The entries below are to be written out again without alteration.

» Data shown:
:::::

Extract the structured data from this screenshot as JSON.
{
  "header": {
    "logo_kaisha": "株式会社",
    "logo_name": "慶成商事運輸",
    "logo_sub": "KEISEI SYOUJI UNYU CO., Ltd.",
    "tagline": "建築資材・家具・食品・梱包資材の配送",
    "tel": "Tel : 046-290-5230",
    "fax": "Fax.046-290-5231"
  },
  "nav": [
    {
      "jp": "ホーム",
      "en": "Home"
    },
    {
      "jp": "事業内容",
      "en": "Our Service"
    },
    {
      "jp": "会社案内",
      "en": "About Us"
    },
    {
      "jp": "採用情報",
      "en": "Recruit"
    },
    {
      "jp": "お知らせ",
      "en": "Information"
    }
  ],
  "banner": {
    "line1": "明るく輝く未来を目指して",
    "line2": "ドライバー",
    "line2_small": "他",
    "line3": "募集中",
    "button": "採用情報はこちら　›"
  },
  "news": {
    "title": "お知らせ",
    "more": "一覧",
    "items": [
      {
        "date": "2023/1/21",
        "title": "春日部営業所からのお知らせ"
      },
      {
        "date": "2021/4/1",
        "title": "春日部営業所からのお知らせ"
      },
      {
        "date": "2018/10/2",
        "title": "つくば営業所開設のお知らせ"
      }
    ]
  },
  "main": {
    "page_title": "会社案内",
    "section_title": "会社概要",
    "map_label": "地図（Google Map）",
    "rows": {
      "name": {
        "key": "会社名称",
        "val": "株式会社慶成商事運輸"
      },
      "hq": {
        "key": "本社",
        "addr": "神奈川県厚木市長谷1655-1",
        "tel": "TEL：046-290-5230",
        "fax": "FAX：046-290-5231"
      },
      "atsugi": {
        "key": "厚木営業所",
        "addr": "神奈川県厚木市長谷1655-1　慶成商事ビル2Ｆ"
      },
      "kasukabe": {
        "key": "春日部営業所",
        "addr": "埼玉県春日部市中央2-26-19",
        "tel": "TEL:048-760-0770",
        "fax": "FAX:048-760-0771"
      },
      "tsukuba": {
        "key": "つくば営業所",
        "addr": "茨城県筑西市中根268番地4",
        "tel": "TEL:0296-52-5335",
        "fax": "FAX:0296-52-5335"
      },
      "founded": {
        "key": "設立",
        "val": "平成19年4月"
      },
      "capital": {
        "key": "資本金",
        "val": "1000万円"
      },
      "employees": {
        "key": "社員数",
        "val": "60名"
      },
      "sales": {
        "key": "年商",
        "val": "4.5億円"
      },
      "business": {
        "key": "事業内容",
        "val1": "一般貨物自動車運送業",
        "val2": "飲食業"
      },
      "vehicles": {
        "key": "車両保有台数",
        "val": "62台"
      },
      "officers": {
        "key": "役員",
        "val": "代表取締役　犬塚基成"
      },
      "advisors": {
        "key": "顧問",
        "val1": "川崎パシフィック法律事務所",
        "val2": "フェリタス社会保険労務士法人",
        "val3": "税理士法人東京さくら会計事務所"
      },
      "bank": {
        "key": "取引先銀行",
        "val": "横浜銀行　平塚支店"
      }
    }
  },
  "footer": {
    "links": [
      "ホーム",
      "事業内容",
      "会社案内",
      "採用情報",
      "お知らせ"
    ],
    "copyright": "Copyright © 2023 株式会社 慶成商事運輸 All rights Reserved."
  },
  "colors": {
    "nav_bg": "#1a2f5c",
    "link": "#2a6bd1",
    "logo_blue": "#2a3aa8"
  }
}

:::::

» Response to this exercise:
Extract the structured data from this screenshot as JSON.
{
  "header": {
    "logo_kaisha": "株式会社",
    "logo_name": "慶成商事運輸",
    "logo_sub": "KEISEI SYOUJI UNYU CO., Ltd.",
    "tagline": "建築資材・家具・食品・梱包資材の配送",
    "tel": "Tel : 046-290-5230",
    "fax": "Fax.046-290-5231"
  },
  "nav": [
    {
      "jp": "ホーム",
      "en": "Home"
    },
    {
      "jp": "事業内容",
      "en": "Our Service"
    },
    {
      "jp": "会社案内",
      "en": "About Us"
    },
    {
      "jp": "採用情報",
      "en": "Recruit"
    },
    {
      "jp": "お知らせ",
      "en": "Information"
    }
  ],
  "banner": {
    "line1": "明るく輝く未来を目指して",
    "line2": "ドライバー",
    "line2_small": "他",
    "line3": "募集中",
    "button": "採用情報はこちら　›"
  },
  "news": {
    "title": "お知らせ",
    "more": "一覧",
    "items": [
      {
        "date": "2023/1/21",
        "title": "春日部営業所からのお知らせ"
      },
      {
        "date": "2021/4/1",
        "title": "春日部営業所からのお知らせ"
      },
      {
        "date": "2018/10/2",
        "title": "つくば営業所開設のお知らせ"
      }
    ]
  },
  "main": {
    "page_title": "会社案内",
    "section_title": "会社概要",
    "map_label": "地図（Google Map）",
    "rows": {
      "name": {
        "key": "会社名称",
        "val": "株式会社慶成商事運輸"
      },
      "hq": {
        "key": "本社",
        "addr": "神奈川県厚木市長谷1655-1",
        "tel": "TEL：046-290-5230",
        "fax": "FAX：046-290-5231"
      },
      "atsugi": {
        "key": "厚木営業所",
        "addr": "神奈川県厚木市長谷1655-1　慶成商事ビル2Ｆ"
      },
      "kasukabe": {
        "key": "春日部営業所",
        "addr": "埼玉県春日部市中央2-26-19",
        "tel": "TEL:048-760-0770",
        "fax": "FAX:048-760-0771"
      },
      "tsukuba": {
        "key": "つくば営業所",
        "addr": "茨城県筑西市中根268番地4",
        "tel": "TEL:0296-52-5335",
        "fax": "FAX:0296-52-5335"
      },
      "founded": {
        "key": "設立",
        "val": "平成19年4月"
      },
      "capital": {
        "key": "資本金",
        "val": "1000万円"
      },
      "employees": {
        "key": "社員数",
        "val": "60名"
      },
      "sales": {
        "key": "年商",
        "val": "4.5億円"
      },
      "business": {
        "key": "事業内容",
        "val1": "一般貨物自動車運送業",
        "val2": "飲食業"
      },
      "vehicles": {
        "key": "車両保有台数",
        "val": "62台"
      },
      "officers": {
        "key": "役員",
        "val": "代表取締役　犬塚基成"
      },
      "advisors": {
        "key": "顧問",
        "val1": "川崎パシフィック法律事務所",
        "val2": "フェリタス社会保険労務士法人",
        "val3": "税理士法人東京さくら会計事務所"
      },
      "bank": {
        "key": "取引先銀行",
        "val": "横浜銀行　平塚支店"
      }
    }
  },
  "footer": {
    "links": [
      "ホーム",
      "事業内容",
      "会社案内",
      "採用情報",
      "お知らせ"
    ],
    "copyright": "Copyright © 2023 株式会社 慶成商事運輸 All rights Reserved."
  },
  "colors": {
    "nav_bg": "#1a2f5c",
    "link": "#2a6bd1",
    "logo_blue": "#2a3aa8"
  }
}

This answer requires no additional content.